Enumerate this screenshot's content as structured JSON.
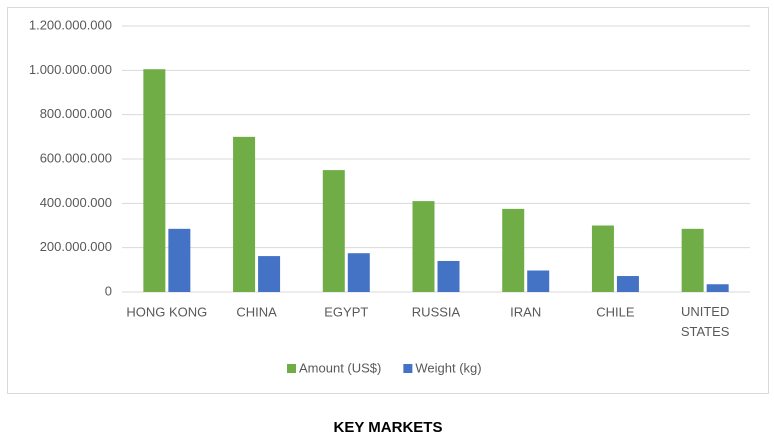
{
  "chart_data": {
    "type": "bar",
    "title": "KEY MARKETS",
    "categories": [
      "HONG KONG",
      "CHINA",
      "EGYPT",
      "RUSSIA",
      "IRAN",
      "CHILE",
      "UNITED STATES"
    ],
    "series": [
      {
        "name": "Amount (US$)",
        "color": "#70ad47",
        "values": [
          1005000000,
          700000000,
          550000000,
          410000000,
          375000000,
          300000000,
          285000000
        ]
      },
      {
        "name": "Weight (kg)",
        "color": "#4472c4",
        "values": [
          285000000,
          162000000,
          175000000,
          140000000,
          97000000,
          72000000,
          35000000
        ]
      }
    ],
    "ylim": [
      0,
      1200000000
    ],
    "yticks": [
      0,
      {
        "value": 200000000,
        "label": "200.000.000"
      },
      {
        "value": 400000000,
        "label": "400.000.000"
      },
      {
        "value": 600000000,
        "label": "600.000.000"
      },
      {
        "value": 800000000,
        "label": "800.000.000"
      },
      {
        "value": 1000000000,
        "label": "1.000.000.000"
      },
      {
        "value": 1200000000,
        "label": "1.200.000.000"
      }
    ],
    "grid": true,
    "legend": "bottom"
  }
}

**EXERCISE GOAL:** Scan the material above. Copy each line where "label" occurs.

**ANSWER TO THE TASK:**
        "label": "200.000.000"
        "label": "400.000.000"
        "label": "600.000.000"
        "label": "800.000.000"
        "label": "1.000.000.000"
        "label": "1.200.000.000"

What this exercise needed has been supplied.